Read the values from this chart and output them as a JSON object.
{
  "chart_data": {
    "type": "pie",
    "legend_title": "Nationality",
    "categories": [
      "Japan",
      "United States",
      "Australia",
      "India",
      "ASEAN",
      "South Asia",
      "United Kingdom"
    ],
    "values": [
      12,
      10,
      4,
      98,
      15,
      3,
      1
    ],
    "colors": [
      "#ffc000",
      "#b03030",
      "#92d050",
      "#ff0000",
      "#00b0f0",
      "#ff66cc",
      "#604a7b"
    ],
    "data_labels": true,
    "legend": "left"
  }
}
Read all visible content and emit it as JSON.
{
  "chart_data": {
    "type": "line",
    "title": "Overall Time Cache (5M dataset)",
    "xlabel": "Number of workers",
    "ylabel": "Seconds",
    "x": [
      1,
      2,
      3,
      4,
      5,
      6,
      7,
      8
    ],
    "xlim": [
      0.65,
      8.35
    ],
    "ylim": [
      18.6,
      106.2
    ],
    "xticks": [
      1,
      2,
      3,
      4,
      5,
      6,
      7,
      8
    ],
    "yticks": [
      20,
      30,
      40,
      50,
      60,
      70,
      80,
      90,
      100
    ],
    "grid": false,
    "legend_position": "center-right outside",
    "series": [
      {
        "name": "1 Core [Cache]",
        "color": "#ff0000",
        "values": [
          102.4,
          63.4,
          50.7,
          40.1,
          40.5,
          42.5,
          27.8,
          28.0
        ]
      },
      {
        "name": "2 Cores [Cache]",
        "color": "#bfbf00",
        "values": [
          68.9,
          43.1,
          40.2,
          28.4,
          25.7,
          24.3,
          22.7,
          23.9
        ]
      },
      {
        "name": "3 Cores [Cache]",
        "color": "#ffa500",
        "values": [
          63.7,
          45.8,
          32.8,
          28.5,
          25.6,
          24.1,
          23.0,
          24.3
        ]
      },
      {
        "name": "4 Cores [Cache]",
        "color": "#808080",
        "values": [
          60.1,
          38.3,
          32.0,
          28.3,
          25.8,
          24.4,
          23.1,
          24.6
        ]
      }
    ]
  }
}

• What is expected:
Collect each line holding the string "name".

• Reply to the task:
        "name": "1 Core [Cache]",
        "name": "2 Cores [Cache]",
        "name": "3 Cores [Cache]",
        "name": "4 Cores [Cache]",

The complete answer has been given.